[start of Material provided]

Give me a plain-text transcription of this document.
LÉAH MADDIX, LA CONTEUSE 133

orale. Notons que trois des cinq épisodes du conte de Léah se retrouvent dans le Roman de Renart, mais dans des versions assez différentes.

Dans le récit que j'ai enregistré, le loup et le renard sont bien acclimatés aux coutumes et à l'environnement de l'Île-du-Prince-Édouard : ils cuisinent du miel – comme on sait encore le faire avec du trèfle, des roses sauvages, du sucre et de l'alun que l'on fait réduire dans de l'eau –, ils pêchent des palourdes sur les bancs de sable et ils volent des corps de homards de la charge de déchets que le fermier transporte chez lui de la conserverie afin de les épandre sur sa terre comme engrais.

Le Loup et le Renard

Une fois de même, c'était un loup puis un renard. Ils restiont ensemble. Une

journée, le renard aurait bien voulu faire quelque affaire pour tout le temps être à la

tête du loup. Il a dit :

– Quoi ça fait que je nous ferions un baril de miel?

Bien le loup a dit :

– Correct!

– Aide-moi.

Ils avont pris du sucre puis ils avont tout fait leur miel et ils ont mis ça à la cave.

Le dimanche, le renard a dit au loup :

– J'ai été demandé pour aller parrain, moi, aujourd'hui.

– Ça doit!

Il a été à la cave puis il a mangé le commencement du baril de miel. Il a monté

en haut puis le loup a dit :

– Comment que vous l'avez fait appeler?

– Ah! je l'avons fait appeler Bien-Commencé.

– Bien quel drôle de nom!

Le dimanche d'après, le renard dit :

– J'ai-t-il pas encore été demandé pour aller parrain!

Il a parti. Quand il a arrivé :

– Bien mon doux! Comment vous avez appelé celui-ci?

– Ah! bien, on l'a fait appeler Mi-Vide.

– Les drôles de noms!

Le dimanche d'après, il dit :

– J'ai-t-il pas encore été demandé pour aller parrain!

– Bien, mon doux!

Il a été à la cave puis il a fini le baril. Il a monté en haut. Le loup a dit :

[end of Material provided]

§ Challenge:
What is the number of lines above that contain the string "avez"? Answer with the number alone.

§ Complete output:
2